Put the entries below into a Markdown table with the columns Row and Entry Text, one numbered row per line. Skip blank lines and leave out the pictures.

▽

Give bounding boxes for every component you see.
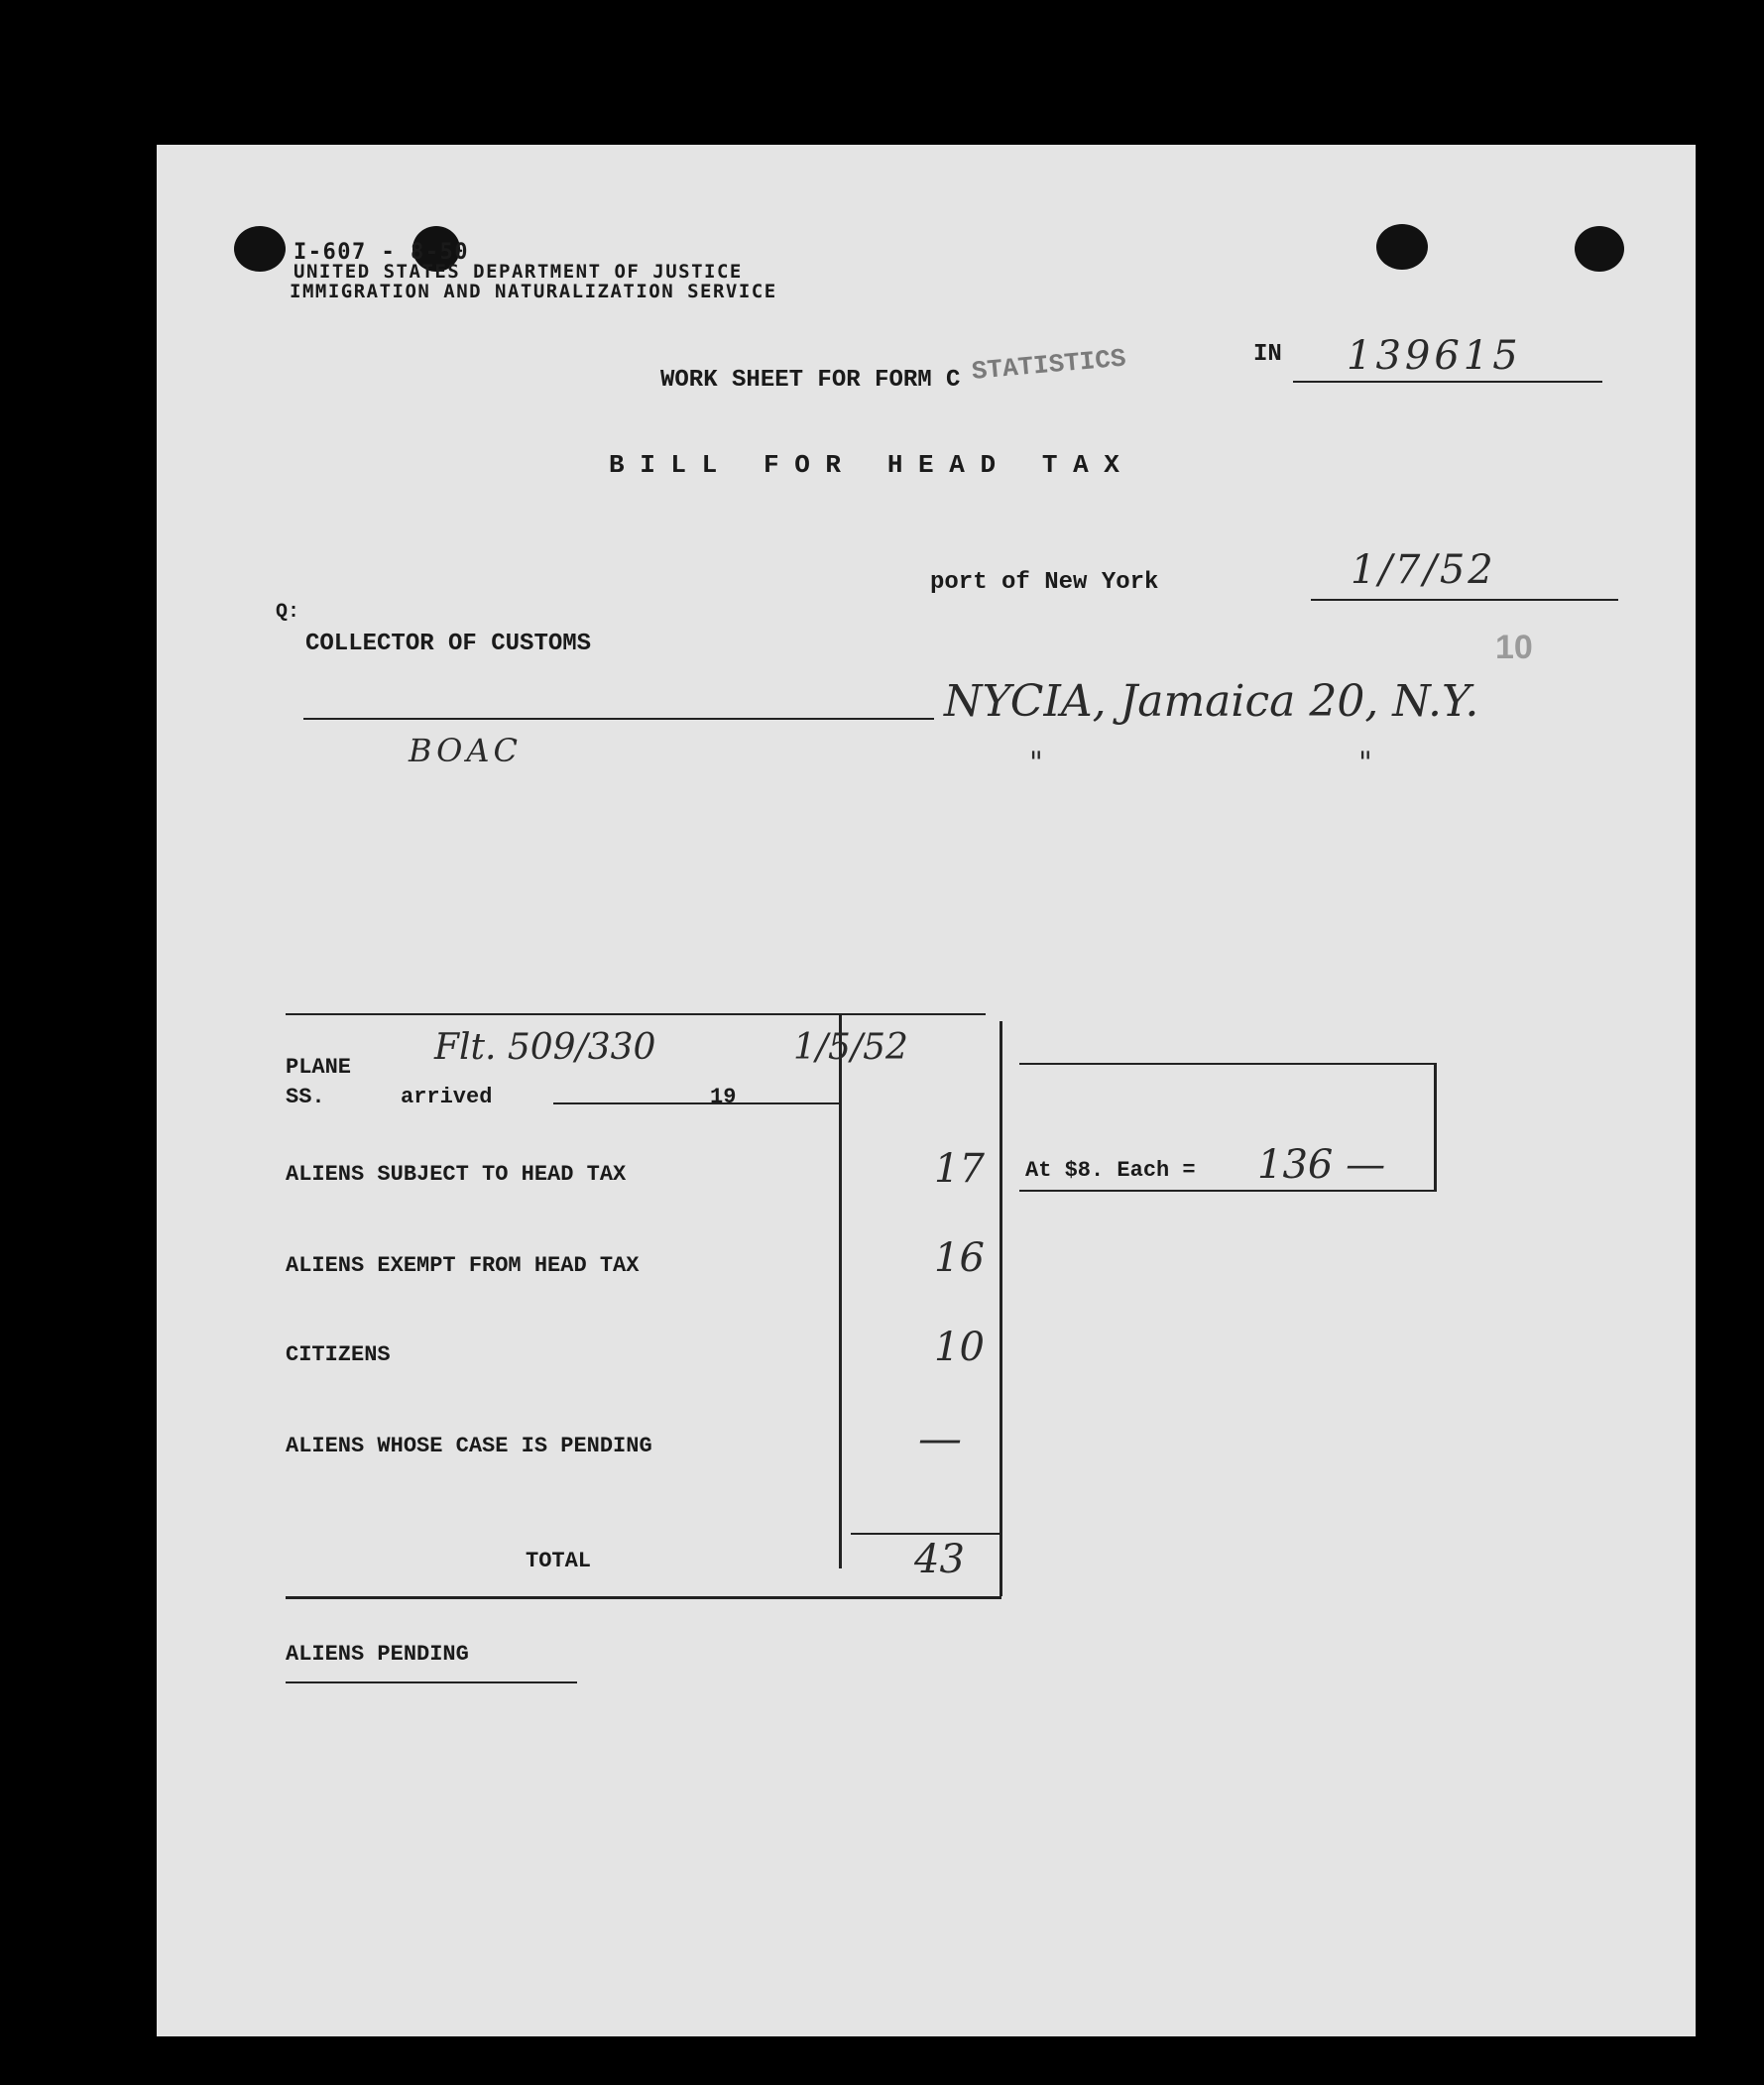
table-divider-vertical-1 bbox=[839, 1013, 842, 1568]
total-top-rule bbox=[851, 1533, 1000, 1535]
ditto-mark-1: " bbox=[1029, 746, 1043, 780]
total-value: 43 bbox=[914, 1537, 965, 1582]
carrier-handwritten: BOAC bbox=[409, 732, 522, 769]
punch-hole-right-2 bbox=[1575, 226, 1624, 272]
plane-label: PLANE bbox=[286, 1055, 352, 1080]
agency-line-1: UNITED STATES DEPARTMENT OF JUSTICE bbox=[294, 261, 743, 283]
table-top-rule bbox=[286, 1013, 986, 1015]
table-divider-vertical-2 bbox=[1000, 1021, 1002, 1596]
punch-hole-left bbox=[234, 226, 286, 272]
arrival-date-handwritten: 1/5/52 bbox=[793, 1027, 908, 1068]
address-handwritten: NYCIA, Jamaica 20, N.Y. bbox=[944, 676, 1479, 727]
year-prefix: 19 bbox=[710, 1085, 737, 1109]
arrived-label: arrived bbox=[401, 1085, 493, 1109]
serial-number: 139615 bbox=[1347, 333, 1522, 379]
ss-label: SS. bbox=[286, 1085, 325, 1109]
port-label: port of New York bbox=[930, 569, 1159, 596]
row-label-exempt: ALIENS EXEMPT FROM HEAD TAX bbox=[286, 1253, 640, 1278]
statistics-stamp: STATISTICS bbox=[970, 343, 1127, 387]
worksheet-label: WORK SHEET FOR FORM C bbox=[660, 367, 961, 394]
rate-label: At $8. Each = bbox=[1025, 1158, 1196, 1183]
row-value-exempt: 16 bbox=[934, 1235, 985, 1281]
bill-title: B I L L F O R H E A D T A X bbox=[609, 450, 1119, 480]
document-page bbox=[157, 145, 1696, 2036]
addressee: COLLECTOR OF CUSTOMS bbox=[305, 631, 592, 657]
date-underline bbox=[1311, 599, 1618, 601]
row-label-subject: ALIENS SUBJECT TO HEAD TAX bbox=[286, 1162, 627, 1187]
rate-amount: 136 — bbox=[1257, 1142, 1386, 1188]
rate-box-top bbox=[1019, 1063, 1436, 1065]
rate-box-bottom bbox=[1019, 1190, 1436, 1192]
ditto-mark-2: " bbox=[1358, 746, 1372, 780]
punch-hole-right-1 bbox=[1376, 224, 1428, 270]
in-label: IN bbox=[1253, 341, 1282, 368]
flight-handwritten: Flt. 509/330 bbox=[434, 1027, 656, 1068]
aliens-pending-underline bbox=[286, 1681, 577, 1683]
form-number: I-607 - 8-50 bbox=[294, 240, 469, 265]
serial-underline bbox=[1293, 381, 1602, 383]
row-label-citizens: CITIZENS bbox=[286, 1342, 391, 1367]
arrived-blank bbox=[553, 1102, 698, 1104]
rate-box-right bbox=[1434, 1063, 1437, 1192]
to-label: Q: bbox=[276, 601, 300, 624]
row-value-subject: 17 bbox=[934, 1146, 985, 1192]
faint-mark: 10 bbox=[1495, 629, 1533, 666]
total-label: TOTAL bbox=[526, 1549, 592, 1573]
agency-line-2: IMMIGRATION AND NATURALIZATION SERVICE bbox=[290, 281, 777, 302]
table-bottom-rule bbox=[286, 1596, 1001, 1599]
row-label-pending: ALIENS WHOSE CASE IS PENDING bbox=[286, 1434, 652, 1458]
address-underline bbox=[303, 718, 934, 720]
row-value-citizens: 10 bbox=[934, 1325, 985, 1370]
aliens-pending-label: ALIENS PENDING bbox=[286, 1642, 469, 1667]
row-value-pending: — bbox=[918, 1414, 962, 1464]
bill-date: 1/7/52 bbox=[1351, 547, 1496, 593]
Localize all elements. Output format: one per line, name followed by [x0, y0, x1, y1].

△

» WRITTEN RESPONSE:
| Row | Entry Text |
|---|---|
| 1 | Give bounding boxes for every component you see. |
| 2 | table-divider-vertical-1 bbox=[839, 1013, 842, 1568] |
| 3 | total-top-rule bbox=[851, 1533, 1000, 1535] |
| 4 | ditto-mark-1: " bbox=[1029, 746, 1043, 780] |
| 5 | total-value: 43 bbox=[914, 1537, 965, 1582] |
| 6 | carrier-handwritten: BOAC bbox=[409, 732, 522, 769] |
| 7 | punch-hole-right-2 bbox=[1575, 226, 1624, 272] |
| 8 | plane-label: PLANE bbox=[286, 1055, 352, 1080] |
| 9 | agency-line-1: UNITED STATES DEPARTMENT OF JUSTICE bbox=[294, 261, 743, 283] |
| 10 | table-top-rule bbox=[286, 1013, 986, 1015] |
| 11 | table-divider-vertical-2 bbox=[1000, 1021, 1002, 1596] |
| 12 | punch-hole-left bbox=[234, 226, 286, 272] |
| 13 | arrival-date-handwritten: 1/5/52 bbox=[793, 1027, 908, 1068] |
| 14 | address-handwritten: NYCIA, Jamaica 20, N.Y. bbox=[944, 676, 1479, 727] |
| 15 | year-prefix: 19 bbox=[710, 1085, 737, 1109] |
| 16 | arrived-label: arrived bbox=[401, 1085, 493, 1109] |
| 17 | serial-number: 139615 bbox=[1347, 333, 1522, 379] |
| 18 | ss-label: SS. bbox=[286, 1085, 325, 1109] |
| 19 | port-label: port of New York bbox=[930, 569, 1159, 596] |
| 20 | row-label-exempt: ALIENS EXEMPT FROM HEAD TAX bbox=[286, 1253, 640, 1278] |
| 21 | statistics-stamp: STATISTICS bbox=[970, 343, 1127, 387] |
| 22 | worksheet-label: WORK SHEET FOR FORM C bbox=[660, 367, 961, 394] |
| 23 | rate-label: At $8. Each = bbox=[1025, 1158, 1196, 1183] |
| 24 | row-value-exempt: 16 bbox=[934, 1235, 985, 1281] |
| 25 | bill-title: B I L L F O R H E A D T A X bbox=[609, 450, 1119, 480] |
| 26 | document-page bbox=[157, 145, 1696, 2036] |
| 27 | addressee: COLLECTOR OF CUSTOMS bbox=[305, 631, 592, 657] |
| 28 | date-underline bbox=[1311, 599, 1618, 601] |
| 29 | row-label-subject: ALIENS SUBJECT TO HEAD TAX bbox=[286, 1162, 627, 1187] |
| 30 | rate-amount: 136 — bbox=[1257, 1142, 1386, 1188] |
| 31 | rate-box-top bbox=[1019, 1063, 1436, 1065] |
| 32 | rate-box-bottom bbox=[1019, 1190, 1436, 1192] |
| 33 | ditto-mark-2: " bbox=[1358, 746, 1372, 780] |
| 34 | punch-hole-right-1 bbox=[1376, 224, 1428, 270] |
| 35 | in-label: IN bbox=[1253, 341, 1282, 368] |
| 36 | flight-handwritten: Flt. 509/330 bbox=[434, 1027, 656, 1068] |
| 37 | aliens-pending-underline bbox=[286, 1681, 577, 1683] |
| 38 | form-number: I-607 - 8-50 bbox=[294, 240, 469, 265] |
| 39 | serial-underline bbox=[1293, 381, 1602, 383] |
| 40 | row-label-citizens: CITIZENS bbox=[286, 1342, 391, 1367] |
| 41 | arrived-blank bbox=[553, 1102, 698, 1104] |
| 42 | rate-box-right bbox=[1434, 1063, 1437, 1192] |
| 43 | to-label: Q: bbox=[276, 601, 300, 624] |
| 44 | row-value-subject: 17 bbox=[934, 1146, 985, 1192] |
| 45 | faint-mark: 10 bbox=[1495, 629, 1533, 666] |
| 46 | total-label: TOTAL bbox=[526, 1549, 592, 1573] |
| 47 | agency-line-2: IMMIGRATION AND NATURALIZATION SERVICE bbox=[290, 281, 777, 302] |
| 48 | table-bottom-rule bbox=[286, 1596, 1001, 1599] |
| 49 | row-label-pending: ALIENS WHOSE CASE IS PENDING bbox=[286, 1434, 652, 1458] |
| 50 | address-underline bbox=[303, 718, 934, 720] |
| 51 | row-value-citizens: 10 bbox=[934, 1325, 985, 1370] |
| 52 | aliens-pending-label: ALIENS PENDING bbox=[286, 1642, 469, 1667] |
| 53 | row-value-pending: — bbox=[918, 1414, 962, 1464] |
| 54 | bill-date: 1/7/52 bbox=[1351, 547, 1496, 593] |
| 55 | Localize all elements. Output format: one per line, name followed by [x0, y0, x1, y1]. |